→ Records to use
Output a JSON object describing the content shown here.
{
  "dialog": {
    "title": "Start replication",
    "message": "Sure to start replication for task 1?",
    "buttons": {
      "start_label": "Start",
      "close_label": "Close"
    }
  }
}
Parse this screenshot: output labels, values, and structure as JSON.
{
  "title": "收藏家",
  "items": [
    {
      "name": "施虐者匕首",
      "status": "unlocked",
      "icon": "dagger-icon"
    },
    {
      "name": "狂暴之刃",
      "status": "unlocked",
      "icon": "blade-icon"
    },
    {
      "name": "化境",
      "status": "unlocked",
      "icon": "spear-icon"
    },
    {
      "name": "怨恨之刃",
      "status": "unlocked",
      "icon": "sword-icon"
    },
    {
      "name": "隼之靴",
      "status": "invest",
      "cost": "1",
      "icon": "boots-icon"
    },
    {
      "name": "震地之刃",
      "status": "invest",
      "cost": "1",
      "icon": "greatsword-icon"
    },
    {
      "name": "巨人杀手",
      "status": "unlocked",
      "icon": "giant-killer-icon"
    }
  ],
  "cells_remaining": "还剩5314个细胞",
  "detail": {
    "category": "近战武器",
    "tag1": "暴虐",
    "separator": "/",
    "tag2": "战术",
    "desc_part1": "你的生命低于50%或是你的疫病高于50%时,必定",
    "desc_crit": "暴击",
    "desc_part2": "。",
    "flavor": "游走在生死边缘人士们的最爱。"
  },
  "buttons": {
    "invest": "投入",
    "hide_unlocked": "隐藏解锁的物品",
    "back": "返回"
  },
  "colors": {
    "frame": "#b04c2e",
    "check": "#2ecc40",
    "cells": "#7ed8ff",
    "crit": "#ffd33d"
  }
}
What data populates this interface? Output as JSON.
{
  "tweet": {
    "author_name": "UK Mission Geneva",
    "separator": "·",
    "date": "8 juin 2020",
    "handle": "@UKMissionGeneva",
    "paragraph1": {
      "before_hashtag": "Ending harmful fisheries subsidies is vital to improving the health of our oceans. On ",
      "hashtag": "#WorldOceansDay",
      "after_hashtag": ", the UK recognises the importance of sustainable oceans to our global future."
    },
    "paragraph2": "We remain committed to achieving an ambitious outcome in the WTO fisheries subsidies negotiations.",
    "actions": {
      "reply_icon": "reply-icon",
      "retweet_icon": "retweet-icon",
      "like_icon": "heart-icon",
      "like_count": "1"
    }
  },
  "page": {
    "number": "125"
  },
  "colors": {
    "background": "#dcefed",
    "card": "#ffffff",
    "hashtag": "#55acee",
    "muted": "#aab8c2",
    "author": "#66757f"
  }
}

==

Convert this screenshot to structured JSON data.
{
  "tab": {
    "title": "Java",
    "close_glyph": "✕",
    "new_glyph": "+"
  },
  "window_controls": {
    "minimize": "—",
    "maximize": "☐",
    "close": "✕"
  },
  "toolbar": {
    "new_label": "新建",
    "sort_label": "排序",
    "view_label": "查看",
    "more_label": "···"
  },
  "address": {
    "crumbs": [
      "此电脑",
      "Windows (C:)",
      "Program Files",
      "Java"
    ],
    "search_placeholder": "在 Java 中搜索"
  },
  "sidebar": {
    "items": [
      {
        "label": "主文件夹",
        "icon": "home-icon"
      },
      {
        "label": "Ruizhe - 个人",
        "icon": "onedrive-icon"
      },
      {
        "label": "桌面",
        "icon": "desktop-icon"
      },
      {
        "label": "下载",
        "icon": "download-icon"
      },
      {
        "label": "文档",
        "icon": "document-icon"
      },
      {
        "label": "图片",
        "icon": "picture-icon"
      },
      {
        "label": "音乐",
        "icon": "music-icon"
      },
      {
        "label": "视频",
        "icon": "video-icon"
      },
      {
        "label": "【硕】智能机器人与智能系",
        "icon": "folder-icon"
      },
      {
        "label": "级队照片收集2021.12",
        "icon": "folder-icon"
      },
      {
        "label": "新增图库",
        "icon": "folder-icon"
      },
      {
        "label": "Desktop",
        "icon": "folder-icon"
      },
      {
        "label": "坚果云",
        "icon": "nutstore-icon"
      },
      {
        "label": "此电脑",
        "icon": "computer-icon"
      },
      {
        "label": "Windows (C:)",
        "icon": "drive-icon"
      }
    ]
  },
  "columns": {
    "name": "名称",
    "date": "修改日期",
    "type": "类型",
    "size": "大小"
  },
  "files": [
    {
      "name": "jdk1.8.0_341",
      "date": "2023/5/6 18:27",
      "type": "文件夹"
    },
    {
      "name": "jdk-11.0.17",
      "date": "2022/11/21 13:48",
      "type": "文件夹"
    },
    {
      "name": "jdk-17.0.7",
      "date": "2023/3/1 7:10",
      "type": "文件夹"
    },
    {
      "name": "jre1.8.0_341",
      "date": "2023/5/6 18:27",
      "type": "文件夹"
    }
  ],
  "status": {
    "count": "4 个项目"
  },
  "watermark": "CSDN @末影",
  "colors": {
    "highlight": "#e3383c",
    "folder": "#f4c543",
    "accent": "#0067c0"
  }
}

==

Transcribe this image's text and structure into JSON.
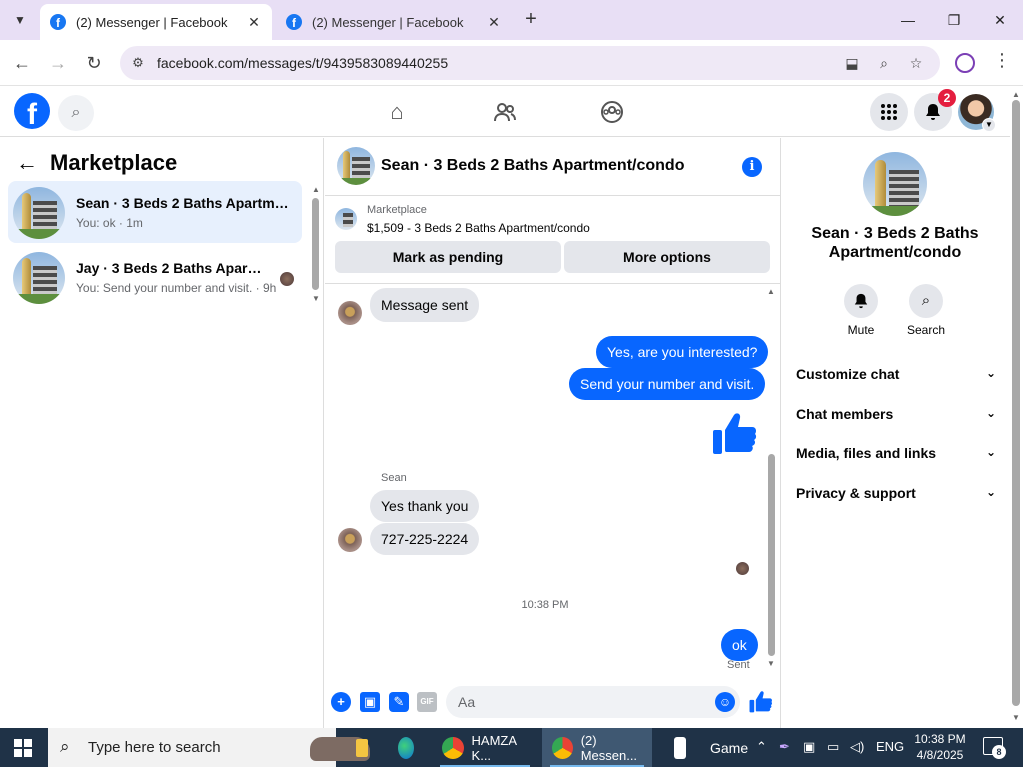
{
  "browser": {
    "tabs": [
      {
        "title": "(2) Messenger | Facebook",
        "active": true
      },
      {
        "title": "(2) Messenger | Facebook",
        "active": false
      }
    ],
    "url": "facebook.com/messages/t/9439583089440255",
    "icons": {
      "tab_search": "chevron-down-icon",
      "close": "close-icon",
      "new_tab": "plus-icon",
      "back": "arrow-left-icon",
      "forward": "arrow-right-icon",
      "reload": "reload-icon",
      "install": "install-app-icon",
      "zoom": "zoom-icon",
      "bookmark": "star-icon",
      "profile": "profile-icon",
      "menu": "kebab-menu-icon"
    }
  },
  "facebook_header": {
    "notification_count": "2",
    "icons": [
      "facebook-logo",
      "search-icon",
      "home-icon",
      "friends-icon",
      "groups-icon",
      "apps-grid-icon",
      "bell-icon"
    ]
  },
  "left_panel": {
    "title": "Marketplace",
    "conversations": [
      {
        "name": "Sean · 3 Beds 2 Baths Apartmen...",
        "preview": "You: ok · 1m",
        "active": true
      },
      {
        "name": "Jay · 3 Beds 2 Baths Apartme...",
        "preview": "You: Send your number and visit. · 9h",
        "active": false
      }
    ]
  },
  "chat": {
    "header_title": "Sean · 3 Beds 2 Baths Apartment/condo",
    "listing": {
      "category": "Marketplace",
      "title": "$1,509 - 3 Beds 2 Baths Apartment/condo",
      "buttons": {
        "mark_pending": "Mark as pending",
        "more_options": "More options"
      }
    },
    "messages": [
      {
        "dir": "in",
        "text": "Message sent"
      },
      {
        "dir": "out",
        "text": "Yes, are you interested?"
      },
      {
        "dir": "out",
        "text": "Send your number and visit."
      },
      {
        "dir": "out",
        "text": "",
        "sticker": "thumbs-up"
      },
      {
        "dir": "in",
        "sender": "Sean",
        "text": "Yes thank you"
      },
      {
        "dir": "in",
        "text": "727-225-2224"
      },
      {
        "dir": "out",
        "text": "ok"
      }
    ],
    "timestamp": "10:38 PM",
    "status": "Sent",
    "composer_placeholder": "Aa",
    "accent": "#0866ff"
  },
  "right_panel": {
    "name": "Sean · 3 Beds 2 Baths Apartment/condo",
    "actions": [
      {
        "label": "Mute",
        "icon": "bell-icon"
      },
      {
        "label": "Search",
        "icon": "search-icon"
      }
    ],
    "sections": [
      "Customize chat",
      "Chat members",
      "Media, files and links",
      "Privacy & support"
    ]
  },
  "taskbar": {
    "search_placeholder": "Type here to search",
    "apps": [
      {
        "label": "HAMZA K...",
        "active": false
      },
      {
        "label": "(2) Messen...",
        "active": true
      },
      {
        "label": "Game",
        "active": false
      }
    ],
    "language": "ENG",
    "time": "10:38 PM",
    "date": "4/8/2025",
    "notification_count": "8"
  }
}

→ Required work
Using the entries above, state how many lines include the word "category", with no other words.

→ Expected answer
2